[START OF EXERCISE INPUTS]

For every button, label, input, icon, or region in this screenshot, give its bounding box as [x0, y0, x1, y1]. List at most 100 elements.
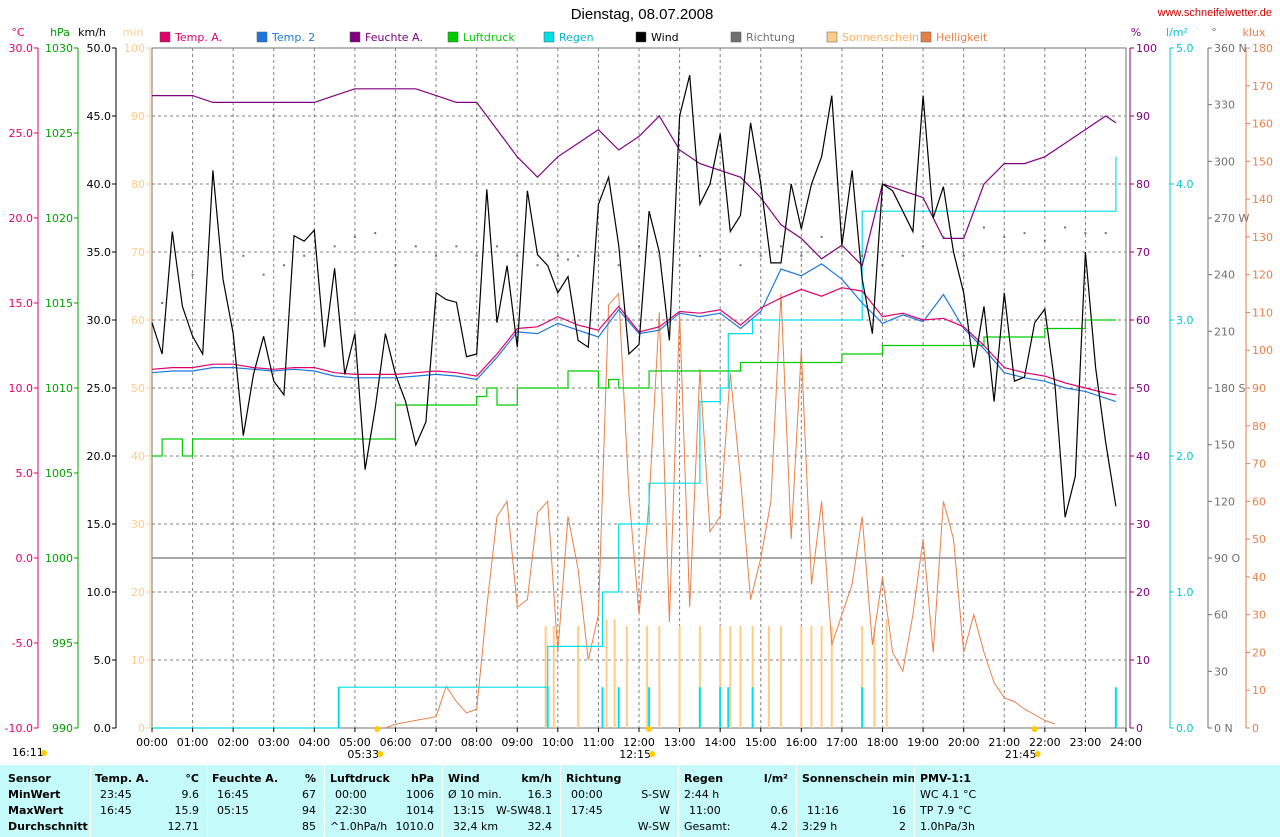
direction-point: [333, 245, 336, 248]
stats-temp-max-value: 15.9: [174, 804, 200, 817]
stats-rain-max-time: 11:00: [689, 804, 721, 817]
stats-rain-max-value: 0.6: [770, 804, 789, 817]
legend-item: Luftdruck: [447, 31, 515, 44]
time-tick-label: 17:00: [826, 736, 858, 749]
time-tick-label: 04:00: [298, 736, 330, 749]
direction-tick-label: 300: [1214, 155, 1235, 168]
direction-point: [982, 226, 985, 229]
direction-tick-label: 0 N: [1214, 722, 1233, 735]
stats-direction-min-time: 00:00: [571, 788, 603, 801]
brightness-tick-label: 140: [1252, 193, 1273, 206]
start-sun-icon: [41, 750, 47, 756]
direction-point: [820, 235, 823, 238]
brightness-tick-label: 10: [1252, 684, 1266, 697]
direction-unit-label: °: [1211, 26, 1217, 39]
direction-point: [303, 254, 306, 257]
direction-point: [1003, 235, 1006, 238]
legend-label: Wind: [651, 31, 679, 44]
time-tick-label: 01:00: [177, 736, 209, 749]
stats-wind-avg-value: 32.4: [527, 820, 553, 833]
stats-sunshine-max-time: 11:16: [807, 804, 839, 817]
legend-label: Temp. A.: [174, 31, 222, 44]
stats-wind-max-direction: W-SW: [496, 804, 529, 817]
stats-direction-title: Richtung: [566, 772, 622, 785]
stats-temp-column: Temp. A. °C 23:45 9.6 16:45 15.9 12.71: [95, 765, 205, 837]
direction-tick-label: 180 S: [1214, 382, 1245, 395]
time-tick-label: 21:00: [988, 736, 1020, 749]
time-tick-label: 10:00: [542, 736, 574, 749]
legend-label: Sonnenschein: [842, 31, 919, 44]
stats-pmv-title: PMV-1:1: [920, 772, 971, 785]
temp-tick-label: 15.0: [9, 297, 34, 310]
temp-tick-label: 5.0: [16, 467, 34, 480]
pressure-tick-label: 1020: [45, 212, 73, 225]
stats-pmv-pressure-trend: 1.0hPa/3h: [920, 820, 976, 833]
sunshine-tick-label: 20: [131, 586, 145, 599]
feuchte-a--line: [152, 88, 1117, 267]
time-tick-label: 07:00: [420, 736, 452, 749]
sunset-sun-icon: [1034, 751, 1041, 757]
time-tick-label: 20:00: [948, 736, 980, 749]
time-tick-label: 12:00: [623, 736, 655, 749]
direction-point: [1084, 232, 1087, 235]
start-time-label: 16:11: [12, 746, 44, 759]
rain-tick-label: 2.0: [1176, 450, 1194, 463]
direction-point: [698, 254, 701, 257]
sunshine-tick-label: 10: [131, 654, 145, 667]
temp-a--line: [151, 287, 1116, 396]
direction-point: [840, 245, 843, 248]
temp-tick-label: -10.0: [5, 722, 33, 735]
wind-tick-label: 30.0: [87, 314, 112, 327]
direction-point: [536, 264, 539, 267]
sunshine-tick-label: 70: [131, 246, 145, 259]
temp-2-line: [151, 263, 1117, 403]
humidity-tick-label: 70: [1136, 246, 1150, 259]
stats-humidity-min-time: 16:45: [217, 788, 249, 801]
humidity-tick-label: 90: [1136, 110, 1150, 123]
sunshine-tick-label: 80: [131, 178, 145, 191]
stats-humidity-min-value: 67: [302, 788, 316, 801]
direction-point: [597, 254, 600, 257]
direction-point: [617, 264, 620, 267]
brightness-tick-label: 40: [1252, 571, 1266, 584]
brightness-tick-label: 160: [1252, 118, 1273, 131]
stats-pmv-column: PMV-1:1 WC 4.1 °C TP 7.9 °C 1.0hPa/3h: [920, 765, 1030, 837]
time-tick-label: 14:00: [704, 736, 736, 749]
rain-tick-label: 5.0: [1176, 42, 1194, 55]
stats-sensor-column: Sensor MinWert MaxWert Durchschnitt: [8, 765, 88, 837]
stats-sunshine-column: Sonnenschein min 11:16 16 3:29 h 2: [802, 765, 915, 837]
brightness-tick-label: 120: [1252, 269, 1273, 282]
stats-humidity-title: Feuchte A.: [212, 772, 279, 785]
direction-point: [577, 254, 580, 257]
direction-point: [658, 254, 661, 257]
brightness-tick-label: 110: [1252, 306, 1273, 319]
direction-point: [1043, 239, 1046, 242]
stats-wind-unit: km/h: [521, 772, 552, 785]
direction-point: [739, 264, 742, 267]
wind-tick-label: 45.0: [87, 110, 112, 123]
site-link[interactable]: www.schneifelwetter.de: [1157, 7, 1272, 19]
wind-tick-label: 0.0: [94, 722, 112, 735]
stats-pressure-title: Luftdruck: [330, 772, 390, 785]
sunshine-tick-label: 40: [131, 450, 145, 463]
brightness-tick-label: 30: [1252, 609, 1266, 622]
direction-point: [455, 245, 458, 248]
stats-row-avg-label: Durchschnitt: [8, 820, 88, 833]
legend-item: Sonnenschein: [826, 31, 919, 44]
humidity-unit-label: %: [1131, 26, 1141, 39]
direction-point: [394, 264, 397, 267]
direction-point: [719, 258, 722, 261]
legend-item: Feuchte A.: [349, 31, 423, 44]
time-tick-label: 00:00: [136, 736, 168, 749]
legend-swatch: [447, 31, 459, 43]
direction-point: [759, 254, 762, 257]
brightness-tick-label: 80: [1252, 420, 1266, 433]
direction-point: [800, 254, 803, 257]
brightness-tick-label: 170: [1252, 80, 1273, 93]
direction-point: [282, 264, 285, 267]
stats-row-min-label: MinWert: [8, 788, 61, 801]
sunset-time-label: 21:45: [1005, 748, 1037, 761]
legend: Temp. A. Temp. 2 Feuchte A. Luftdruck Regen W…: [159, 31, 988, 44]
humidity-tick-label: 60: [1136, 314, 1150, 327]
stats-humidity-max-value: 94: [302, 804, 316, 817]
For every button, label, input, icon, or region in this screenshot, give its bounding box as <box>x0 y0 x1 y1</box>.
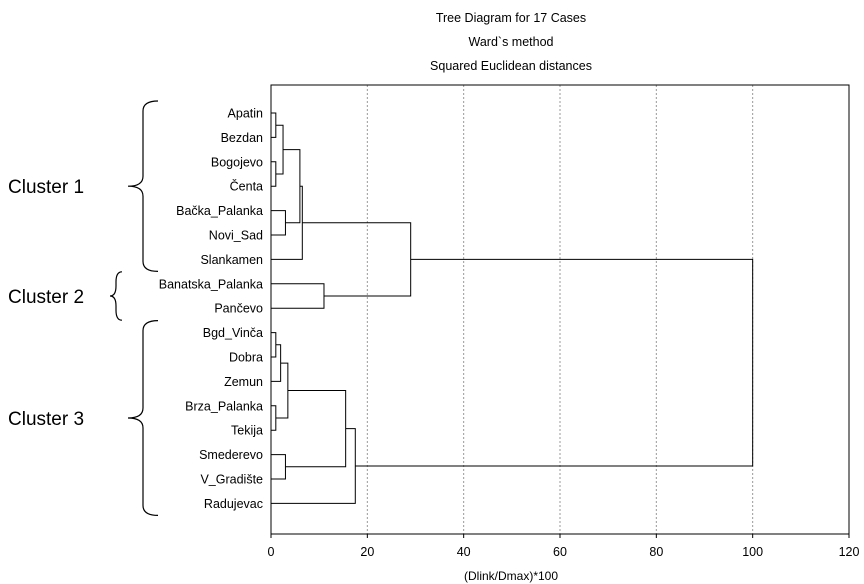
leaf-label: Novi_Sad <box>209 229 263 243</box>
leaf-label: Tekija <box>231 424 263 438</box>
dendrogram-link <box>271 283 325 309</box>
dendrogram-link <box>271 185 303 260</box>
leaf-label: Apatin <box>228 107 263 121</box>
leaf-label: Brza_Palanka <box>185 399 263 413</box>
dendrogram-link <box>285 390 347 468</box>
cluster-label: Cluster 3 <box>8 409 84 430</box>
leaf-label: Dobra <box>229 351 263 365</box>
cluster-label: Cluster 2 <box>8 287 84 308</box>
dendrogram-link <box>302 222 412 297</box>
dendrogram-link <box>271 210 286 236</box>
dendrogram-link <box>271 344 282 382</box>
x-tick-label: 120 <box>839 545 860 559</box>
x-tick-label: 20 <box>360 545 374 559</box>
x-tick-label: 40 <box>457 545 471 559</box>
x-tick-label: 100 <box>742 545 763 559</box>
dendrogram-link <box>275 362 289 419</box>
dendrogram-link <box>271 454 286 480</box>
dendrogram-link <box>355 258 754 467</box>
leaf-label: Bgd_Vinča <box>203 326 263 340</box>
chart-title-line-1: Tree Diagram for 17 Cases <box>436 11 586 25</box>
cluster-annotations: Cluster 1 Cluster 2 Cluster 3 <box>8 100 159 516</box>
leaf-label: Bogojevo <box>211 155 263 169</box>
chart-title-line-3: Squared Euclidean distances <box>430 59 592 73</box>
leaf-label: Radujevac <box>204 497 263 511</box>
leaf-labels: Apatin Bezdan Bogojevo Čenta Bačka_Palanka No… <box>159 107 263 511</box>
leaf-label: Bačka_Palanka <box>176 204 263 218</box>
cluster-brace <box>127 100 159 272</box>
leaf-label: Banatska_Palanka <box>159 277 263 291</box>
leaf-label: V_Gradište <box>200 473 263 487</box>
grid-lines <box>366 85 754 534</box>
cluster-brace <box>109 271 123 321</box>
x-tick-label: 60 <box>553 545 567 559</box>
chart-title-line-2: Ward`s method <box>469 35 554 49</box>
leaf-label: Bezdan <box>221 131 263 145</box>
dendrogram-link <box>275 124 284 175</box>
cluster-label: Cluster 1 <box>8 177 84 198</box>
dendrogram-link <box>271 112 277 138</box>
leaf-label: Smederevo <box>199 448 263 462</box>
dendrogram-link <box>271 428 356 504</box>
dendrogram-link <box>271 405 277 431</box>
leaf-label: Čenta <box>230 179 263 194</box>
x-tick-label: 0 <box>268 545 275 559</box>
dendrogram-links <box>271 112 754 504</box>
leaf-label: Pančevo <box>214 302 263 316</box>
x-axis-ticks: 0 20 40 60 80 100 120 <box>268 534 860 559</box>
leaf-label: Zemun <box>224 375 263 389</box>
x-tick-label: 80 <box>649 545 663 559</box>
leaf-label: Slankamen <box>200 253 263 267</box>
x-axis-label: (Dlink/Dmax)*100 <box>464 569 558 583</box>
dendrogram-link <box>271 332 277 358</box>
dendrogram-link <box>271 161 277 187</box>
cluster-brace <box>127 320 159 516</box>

[END OF EXERCISE INPUTS]

= EXERCISE DESCRIPTION =
Rewrite the lines from the line with "direction-point: [333, 245, 336, 248]" up to and including the line with "temp-a--line: [151, 287, 1116, 396]", swapping "direction-point" for "wind-direction-point" and leaving all else unchanged. Give only those lines.

= OUTPUT OF THE TASK =
wind-direction-point: [333, 245, 336, 248]
stats-temp-max-value: 15.9: [174, 804, 200, 817]
stats-rain-max-time: 11:00: [689, 804, 721, 817]
stats-rain-max-value: 0.6: [770, 804, 789, 817]
legend-item: Luftdruck: [447, 31, 515, 44]
time-tick-label: 17:00: [826, 736, 858, 749]
time-tick-label: 04:00: [298, 736, 330, 749]
direction-tick-label: 300: [1214, 155, 1235, 168]
wind-direction-point: [982, 226, 985, 229]
direction-tick-label: 0 N: [1214, 722, 1233, 735]
stats-direction-min-time: 00:00: [571, 788, 603, 801]
brightness-tick-label: 140: [1252, 193, 1273, 206]
start-sun-icon: [41, 750, 47, 756]
wind-direction-point: [820, 235, 823, 238]
brightness-tick-label: 10: [1252, 684, 1266, 697]
direction-unit-label: °: [1211, 26, 1217, 39]
wind-direction-point: [303, 254, 306, 257]
wind-direction-point: [1003, 235, 1006, 238]
legend-label: Wind: [651, 31, 679, 44]
time-tick-label: 01:00: [177, 736, 209, 749]
stats-wind-avg-value: 32.4: [527, 820, 553, 833]
stats-sunshine-max-time: 11:16: [807, 804, 839, 817]
legend-label: Temp. A.: [174, 31, 222, 44]
stats-wind-max-direction: W-SW: [496, 804, 529, 817]
stats-direction-title: Richtung: [566, 772, 622, 785]
stats-temp-column: Temp. A. °C 23:45 9.6 16:45 15.9 12.71: [95, 765, 205, 837]
direction-tick-label: 180 S: [1214, 382, 1245, 395]
time-tick-label: 21:00: [988, 736, 1020, 749]
time-tick-label: 10:00: [542, 736, 574, 749]
legend-label: Sonnenschein: [842, 31, 919, 44]
stats-pmv-title: PMV-1:1: [920, 772, 971, 785]
temp-tick-label: 15.0: [9, 297, 34, 310]
temp-tick-label: 5.0: [16, 467, 34, 480]
pressure-tick-label: 1020: [45, 212, 73, 225]
stats-pmv-pressure-trend: 1.0hPa/3h: [920, 820, 976, 833]
sunshine-tick-label: 20: [131, 586, 145, 599]
feuchte-a--line: [152, 88, 1117, 267]
time-tick-label: 07:00: [420, 736, 452, 749]
sunset-sun-icon: [1034, 751, 1041, 757]
time-tick-label: 20:00: [948, 736, 980, 749]
time-tick-label: 12:00: [623, 736, 655, 749]
wind-direction-point: [1084, 232, 1087, 235]
start-time-label: 16:11: [12, 746, 44, 759]
rain-tick-label: 2.0: [1176, 450, 1194, 463]
wind-direction-point: [698, 254, 701, 257]
sunshine-tick-label: 10: [131, 654, 145, 667]
temp-a--line: [151, 287, 1116, 396]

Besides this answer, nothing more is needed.